* Exercise task
All the data should be repeated exactly. Any image in it is left out.
** BEGIN **
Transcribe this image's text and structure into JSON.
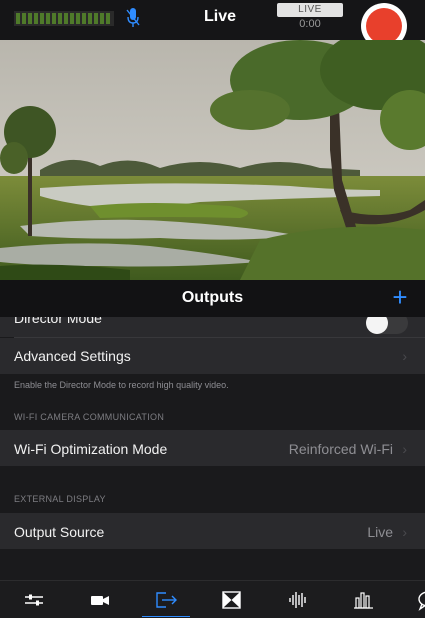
{
  "header": {
    "title": "Live",
    "live_label": "LIVE",
    "timer": "0:00"
  },
  "panel": {
    "title": "Outputs",
    "add_label": "+"
  },
  "settings": {
    "director_mode": {
      "label": "Director Mode",
      "on": false
    },
    "advanced_settings": {
      "label": "Advanced Settings"
    },
    "director_note": "Enable the Director Mode to record high quality video.",
    "wifi_section": "WI-FI CAMERA COMMUNICATION",
    "wifi_optimization": {
      "label": "Wi-Fi Optimization Mode",
      "value": "Reinforced Wi-Fi"
    },
    "external_section": "EXTERNAL DISPLAY",
    "output_source": {
      "label": "Output Source",
      "value": "Live"
    }
  },
  "tabs": [
    {
      "icon": "sliders-icon",
      "active": false
    },
    {
      "icon": "video-camera-icon",
      "active": false
    },
    {
      "icon": "output-icon",
      "active": true
    },
    {
      "icon": "transition-icon",
      "active": false
    },
    {
      "icon": "audio-waveform-icon",
      "active": false
    },
    {
      "icon": "stats-icon",
      "active": false
    },
    {
      "icon": "chat-icon",
      "active": false
    }
  ],
  "colors": {
    "accent": "#2f8cff",
    "record": "#e8402c",
    "row_background": "#2a2a2d"
  }
}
** END **
* The completed task
Transcribe this image's text and structure into JSON.
{
  "header": {
    "title": "Live",
    "live_label": "LIVE",
    "timer": "0:00"
  },
  "panel": {
    "title": "Outputs",
    "add_label": "+"
  },
  "settings": {
    "director_mode": {
      "label": "Director Mode",
      "on": false
    },
    "advanced_settings": {
      "label": "Advanced Settings"
    },
    "director_note": "Enable the Director Mode to record high quality video.",
    "wifi_section": "WI-FI CAMERA COMMUNICATION",
    "wifi_optimization": {
      "label": "Wi-Fi Optimization Mode",
      "value": "Reinforced Wi-Fi"
    },
    "external_section": "EXTERNAL DISPLAY",
    "output_source": {
      "label": "Output Source",
      "value": "Live"
    }
  },
  "tabs": [
    {
      "icon": "sliders-icon",
      "active": false
    },
    {
      "icon": "video-camera-icon",
      "active": false
    },
    {
      "icon": "output-icon",
      "active": true
    },
    {
      "icon": "transition-icon",
      "active": false
    },
    {
      "icon": "audio-waveform-icon",
      "active": false
    },
    {
      "icon": "stats-icon",
      "active": false
    },
    {
      "icon": "chat-icon",
      "active": false
    }
  ],
  "colors": {
    "accent": "#2f8cff",
    "record": "#e8402c",
    "row_background": "#2a2a2d"
  }
}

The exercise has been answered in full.